Short exercise. Copy out each line of the material below that holds the string "this".

>> begin

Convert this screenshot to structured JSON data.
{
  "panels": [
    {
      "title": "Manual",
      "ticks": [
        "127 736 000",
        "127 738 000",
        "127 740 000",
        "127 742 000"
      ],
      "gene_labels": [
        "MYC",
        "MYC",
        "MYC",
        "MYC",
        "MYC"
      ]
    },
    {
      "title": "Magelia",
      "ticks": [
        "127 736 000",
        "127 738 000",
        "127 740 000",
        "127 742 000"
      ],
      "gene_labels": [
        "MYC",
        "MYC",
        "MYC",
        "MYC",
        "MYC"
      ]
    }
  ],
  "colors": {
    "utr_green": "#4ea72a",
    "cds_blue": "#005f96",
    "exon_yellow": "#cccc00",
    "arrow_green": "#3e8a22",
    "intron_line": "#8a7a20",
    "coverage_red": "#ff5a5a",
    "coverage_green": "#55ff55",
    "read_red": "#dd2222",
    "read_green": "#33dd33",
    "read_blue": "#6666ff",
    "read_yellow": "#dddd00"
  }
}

>> end
>> begin

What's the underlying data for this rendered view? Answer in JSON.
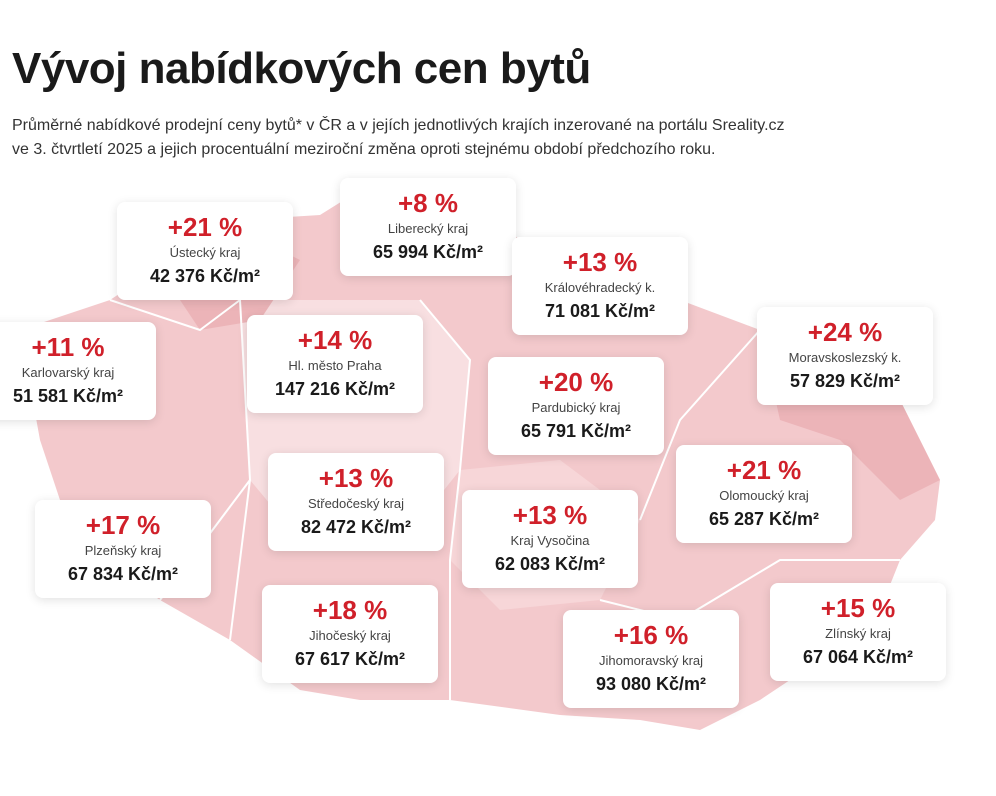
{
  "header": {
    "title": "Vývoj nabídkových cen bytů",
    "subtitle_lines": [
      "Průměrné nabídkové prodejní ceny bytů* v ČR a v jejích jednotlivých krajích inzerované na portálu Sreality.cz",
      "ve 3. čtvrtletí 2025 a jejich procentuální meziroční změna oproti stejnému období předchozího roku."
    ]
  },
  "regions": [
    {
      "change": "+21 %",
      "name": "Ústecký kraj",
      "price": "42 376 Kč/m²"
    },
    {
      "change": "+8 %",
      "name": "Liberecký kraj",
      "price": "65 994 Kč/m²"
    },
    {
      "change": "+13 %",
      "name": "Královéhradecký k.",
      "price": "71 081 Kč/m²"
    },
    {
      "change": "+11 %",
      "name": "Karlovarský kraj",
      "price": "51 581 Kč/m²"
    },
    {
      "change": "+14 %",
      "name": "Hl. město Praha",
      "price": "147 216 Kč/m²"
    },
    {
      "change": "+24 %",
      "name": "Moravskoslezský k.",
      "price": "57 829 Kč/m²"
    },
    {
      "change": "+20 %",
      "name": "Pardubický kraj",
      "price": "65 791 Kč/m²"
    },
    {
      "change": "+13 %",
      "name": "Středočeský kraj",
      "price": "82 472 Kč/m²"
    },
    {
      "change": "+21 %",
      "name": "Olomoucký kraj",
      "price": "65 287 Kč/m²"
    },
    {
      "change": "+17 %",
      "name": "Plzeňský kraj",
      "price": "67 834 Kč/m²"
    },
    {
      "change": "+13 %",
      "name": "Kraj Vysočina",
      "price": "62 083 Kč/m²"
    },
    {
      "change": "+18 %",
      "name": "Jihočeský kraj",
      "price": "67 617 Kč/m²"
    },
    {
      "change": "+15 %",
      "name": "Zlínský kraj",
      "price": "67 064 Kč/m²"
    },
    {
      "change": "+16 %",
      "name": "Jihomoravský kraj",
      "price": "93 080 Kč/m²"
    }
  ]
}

>> end

Task solution.
Convert this screenshot to structured JSON data.
What's the underlying data for this rendered view? Answer in JSON.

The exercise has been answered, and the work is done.